| GIVEN PASSAGE |
## start

Good Soil Magazine December 2023
Embracing a Monthly Format with Thematic Coherence, Celebrating Literary Gems and the Festive Spirit of Christmas
From the Stacks — by Jim Garlits
Welcome to the December 2023 issue of Good Soil! As I proposed in an earlier article, I’ve wanted to return the magazine to its original monthly format, using a well-thought-out 90-day editorial calendar. Doing so will allow me to more tightly weave together the poems, features, and stories each month to generate a more coherent theme. This issue is a first attempt toward that goal.
One of the pitfalls of my chosen strategy is that I’ve uploaded all of the content for this issue without sending email or app notifications to you, the subscribers. Substack cautions that doing this may result in about a one percent open rate, which is well below our average 52 percent. When you click on the links to the content below, you will generate stats for that content. I will be using the data from your clicks over the next month to see if this works well or needs to be scrapped. Even if this format doesn’t work for you, I’m still several weeks ahead on the editorial calendar, and that will remain so. Please let me know if you like this format by responding below, or by using Substack’s new Chat or Notes features.

## end

| THE EXERCISE |
In the editor's note above, what open rate does Substack warn may result from uploading content without sending notifications?

| SUPPLIED INFORMATION |
## start

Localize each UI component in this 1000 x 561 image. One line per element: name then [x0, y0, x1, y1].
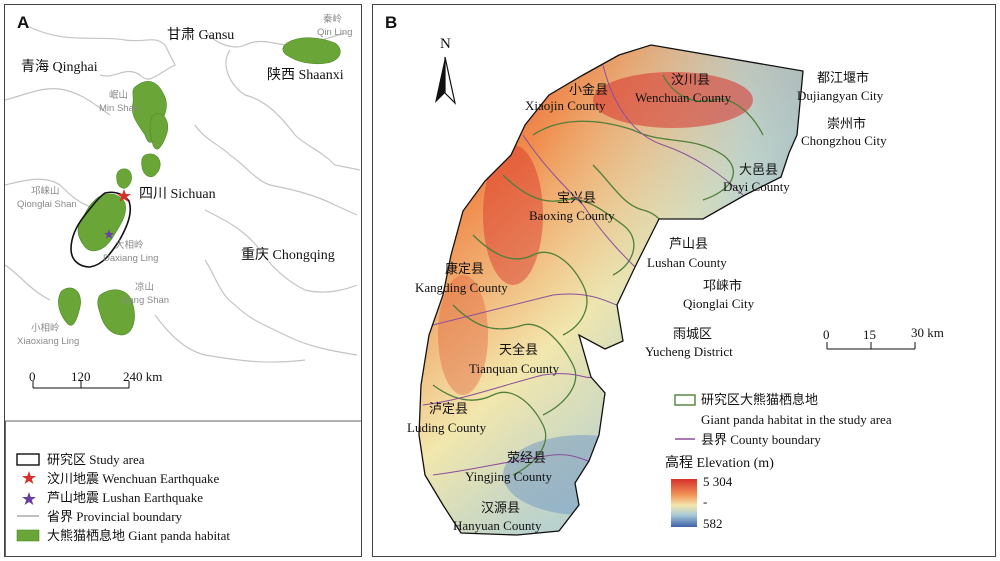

## end

| SOLUTION |
About one percent.